> Aim of the task
Transcribe the listing word for word.

> Data to use

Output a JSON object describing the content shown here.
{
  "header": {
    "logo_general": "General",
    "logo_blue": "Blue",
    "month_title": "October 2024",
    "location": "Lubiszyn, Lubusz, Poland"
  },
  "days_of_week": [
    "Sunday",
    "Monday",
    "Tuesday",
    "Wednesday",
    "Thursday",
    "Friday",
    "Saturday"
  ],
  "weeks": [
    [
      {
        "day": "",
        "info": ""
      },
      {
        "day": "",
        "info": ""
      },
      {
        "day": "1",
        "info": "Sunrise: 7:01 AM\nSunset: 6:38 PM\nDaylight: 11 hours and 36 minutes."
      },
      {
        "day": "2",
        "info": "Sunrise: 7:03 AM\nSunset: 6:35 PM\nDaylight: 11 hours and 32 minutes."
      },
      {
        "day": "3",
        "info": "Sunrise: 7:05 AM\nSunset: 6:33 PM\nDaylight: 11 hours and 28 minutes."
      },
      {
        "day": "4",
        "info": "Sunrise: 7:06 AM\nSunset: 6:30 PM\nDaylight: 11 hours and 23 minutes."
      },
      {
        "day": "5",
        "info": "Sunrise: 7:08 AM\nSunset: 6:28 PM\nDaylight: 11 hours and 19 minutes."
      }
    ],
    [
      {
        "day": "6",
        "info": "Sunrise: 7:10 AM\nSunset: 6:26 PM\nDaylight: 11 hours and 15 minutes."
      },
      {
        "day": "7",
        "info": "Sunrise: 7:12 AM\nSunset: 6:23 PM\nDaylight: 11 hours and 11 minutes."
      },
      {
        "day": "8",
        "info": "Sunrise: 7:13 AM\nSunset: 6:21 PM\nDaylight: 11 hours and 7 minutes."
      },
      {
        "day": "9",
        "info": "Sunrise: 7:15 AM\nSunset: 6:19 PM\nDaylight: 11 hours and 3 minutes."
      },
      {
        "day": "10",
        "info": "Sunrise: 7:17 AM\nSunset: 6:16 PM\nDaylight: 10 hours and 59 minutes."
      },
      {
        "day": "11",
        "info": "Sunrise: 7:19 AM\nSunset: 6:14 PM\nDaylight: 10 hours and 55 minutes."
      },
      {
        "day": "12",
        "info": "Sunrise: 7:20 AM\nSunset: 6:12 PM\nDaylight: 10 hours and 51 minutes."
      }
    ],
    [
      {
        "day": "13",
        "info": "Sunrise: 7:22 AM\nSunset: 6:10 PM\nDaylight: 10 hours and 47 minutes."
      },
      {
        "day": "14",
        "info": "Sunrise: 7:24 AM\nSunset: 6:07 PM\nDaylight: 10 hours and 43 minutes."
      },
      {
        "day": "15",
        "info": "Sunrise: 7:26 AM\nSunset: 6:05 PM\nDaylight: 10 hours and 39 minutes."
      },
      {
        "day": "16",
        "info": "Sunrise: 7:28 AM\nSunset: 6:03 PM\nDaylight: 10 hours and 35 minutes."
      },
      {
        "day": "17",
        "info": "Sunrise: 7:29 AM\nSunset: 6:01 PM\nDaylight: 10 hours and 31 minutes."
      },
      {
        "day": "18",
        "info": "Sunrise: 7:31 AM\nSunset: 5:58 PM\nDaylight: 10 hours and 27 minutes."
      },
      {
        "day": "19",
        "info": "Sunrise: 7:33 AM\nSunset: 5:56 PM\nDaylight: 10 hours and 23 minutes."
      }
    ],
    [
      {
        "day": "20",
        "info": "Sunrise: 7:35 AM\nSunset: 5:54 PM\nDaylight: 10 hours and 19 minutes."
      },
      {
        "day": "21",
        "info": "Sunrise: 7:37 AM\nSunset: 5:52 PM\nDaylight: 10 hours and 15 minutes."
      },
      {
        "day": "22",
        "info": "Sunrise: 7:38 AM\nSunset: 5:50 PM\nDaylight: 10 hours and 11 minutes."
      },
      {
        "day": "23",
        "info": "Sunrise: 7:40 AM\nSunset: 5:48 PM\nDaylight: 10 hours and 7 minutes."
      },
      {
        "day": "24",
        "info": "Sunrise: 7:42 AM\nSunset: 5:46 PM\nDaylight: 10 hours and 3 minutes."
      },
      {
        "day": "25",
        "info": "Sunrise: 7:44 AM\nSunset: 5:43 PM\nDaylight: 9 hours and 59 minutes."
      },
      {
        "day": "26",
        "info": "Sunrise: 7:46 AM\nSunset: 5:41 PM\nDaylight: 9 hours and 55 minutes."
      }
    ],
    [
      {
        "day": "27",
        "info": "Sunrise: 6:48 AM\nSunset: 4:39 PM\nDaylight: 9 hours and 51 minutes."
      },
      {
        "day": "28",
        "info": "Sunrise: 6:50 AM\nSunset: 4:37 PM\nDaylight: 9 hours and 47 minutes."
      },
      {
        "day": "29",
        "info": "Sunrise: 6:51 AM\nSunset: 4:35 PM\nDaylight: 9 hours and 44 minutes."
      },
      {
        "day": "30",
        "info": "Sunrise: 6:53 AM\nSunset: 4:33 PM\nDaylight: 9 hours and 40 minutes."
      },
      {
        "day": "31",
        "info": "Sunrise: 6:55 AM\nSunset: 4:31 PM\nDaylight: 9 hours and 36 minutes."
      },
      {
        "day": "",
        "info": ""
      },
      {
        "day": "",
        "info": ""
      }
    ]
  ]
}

> Written solution
Output a JSON object describing the content shown here.
{
  "header": {
    "logo_general": "General",
    "logo_blue": "Blue",
    "month_title": "October 2024",
    "location": "Lubiszyn, Lubusz, Poland"
  },
  "days_of_week": [
    "Sunday",
    "Monday",
    "Tuesday",
    "Wednesday",
    "Thursday",
    "Friday",
    "Saturday"
  ],
  "weeks": [
    [
      {
        "day": "",
        "info": ""
      },
      {
        "day": "",
        "info": ""
      },
      {
        "day": "1",
        "info": "Sunrise: 7:01 AM\nSunset: 6:38 PM\nDaylight: 11 hours and 36 minutes."
      },
      {
        "day": "2",
        "info": "Sunrise: 7:03 AM\nSunset: 6:35 PM\nDaylight: 11 hours and 32 minutes."
      },
      {
        "day": "3",
        "info": "Sunrise: 7:05 AM\nSunset: 6:33 PM\nDaylight: 11 hours and 28 minutes."
      },
      {
        "day": "4",
        "info": "Sunrise: 7:06 AM\nSunset: 6:30 PM\nDaylight: 11 hours and 23 minutes."
      },
      {
        "day": "5",
        "info": "Sunrise: 7:08 AM\nSunset: 6:28 PM\nDaylight: 11 hours and 19 minutes."
      }
    ],
    [
      {
        "day": "6",
        "info": "Sunrise: 7:10 AM\nSunset: 6:26 PM\nDaylight: 11 hours and 15 minutes."
      },
      {
        "day": "7",
        "info": "Sunrise: 7:12 AM\nSunset: 6:23 PM\nDaylight: 11 hours and 11 minutes."
      },
      {
        "day": "8",
        "info": "Sunrise: 7:13 AM\nSunset: 6:21 PM\nDaylight: 11 hours and 7 minutes."
      },
      {
        "day": "9",
        "info": "Sunrise: 7:15 AM\nSunset: 6:19 PM\nDaylight: 11 hours and 3 minutes."
      },
      {
        "day": "10",
        "info": "Sunrise: 7:17 AM\nSunset: 6:16 PM\nDaylight: 10 hours and 59 minutes."
      },
      {
        "day": "11",
        "info": "Sunrise: 7:19 AM\nSunset: 6:14 PM\nDaylight: 10 hours and 55 minutes."
      },
      {
        "day": "12",
        "info": "Sunrise: 7:20 AM\nSunset: 6:12 PM\nDaylight: 10 hours and 51 minutes."
      }
    ],
    [
      {
        "day": "13",
        "info": "Sunrise: 7:22 AM\nSunset: 6:10 PM\nDaylight: 10 hours and 47 minutes."
      },
      {
        "day": "14",
        "info": "Sunrise: 7:24 AM\nSunset: 6:07 PM\nDaylight: 10 hours and 43 minutes."
      },
      {
        "day": "15",
        "info": "Sunrise: 7:26 AM\nSunset: 6:05 PM\nDaylight: 10 hours and 39 minutes."
      },
      {
        "day": "16",
        "info": "Sunrise: 7:28 AM\nSunset: 6:03 PM\nDaylight: 10 hours and 35 minutes."
      },
      {
        "day": "17",
        "info": "Sunrise: 7:29 AM\nSunset: 6:01 PM\nDaylight: 10 hours and 31 minutes."
      },
      {
        "day": "18",
        "info": "Sunrise: 7:31 AM\nSunset: 5:58 PM\nDaylight: 10 hours and 27 minutes."
      },
      {
        "day": "19",
        "info": "Sunrise: 7:33 AM\nSunset: 5:56 PM\nDaylight: 10 hours and 23 minutes."
      }
    ],
    [
      {
        "day": "20",
        "info": "Sunrise: 7:35 AM\nSunset: 5:54 PM\nDaylight: 10 hours and 19 minutes."
      },
      {
        "day": "21",
        "info": "Sunrise: 7:37 AM\nSunset: 5:52 PM\nDaylight: 10 hours and 15 minutes."
      },
      {
        "day": "22",
        "info": "Sunrise: 7:38 AM\nSunset: 5:50 PM\nDaylight: 10 hours and 11 minutes."
      },
      {
        "day": "23",
        "info": "Sunrise: 7:40 AM\nSunset: 5:48 PM\nDaylight: 10 hours and 7 minutes."
      },
      {
        "day": "24",
        "info": "Sunrise: 7:42 AM\nSunset: 5:46 PM\nDaylight: 10 hours and 3 minutes."
      },
      {
        "day": "25",
        "info": "Sunrise: 7:44 AM\nSunset: 5:43 PM\nDaylight: 9 hours and 59 minutes."
      },
      {
        "day": "26",
        "info": "Sunrise: 7:46 AM\nSunset: 5:41 PM\nDaylight: 9 hours and 55 minutes."
      }
    ],
    [
      {
        "day": "27",
        "info": "Sunrise: 6:48 AM\nSunset: 4:39 PM\nDaylight: 9 hours and 51 minutes."
      },
      {
        "day": "28",
        "info": "Sunrise: 6:50 AM\nSunset: 4:37 PM\nDaylight: 9 hours and 47 minutes."
      },
      {
        "day": "29",
        "info": "Sunrise: 6:51 AM\nSunset: 4:35 PM\nDaylight: 9 hours and 44 minutes."
      },
      {
        "day": "30",
        "info": "Sunrise: 6:53 AM\nSunset: 4:33 PM\nDaylight: 9 hours and 40 minutes."
      },
      {
        "day": "31",
        "info": "Sunrise: 6:55 AM\nSunset: 4:31 PM\nDaylight: 9 hours and 36 minutes."
      },
      {
        "day": "",
        "info": ""
      },
      {
        "day": "",
        "info": ""
      }
    ]
  ]
}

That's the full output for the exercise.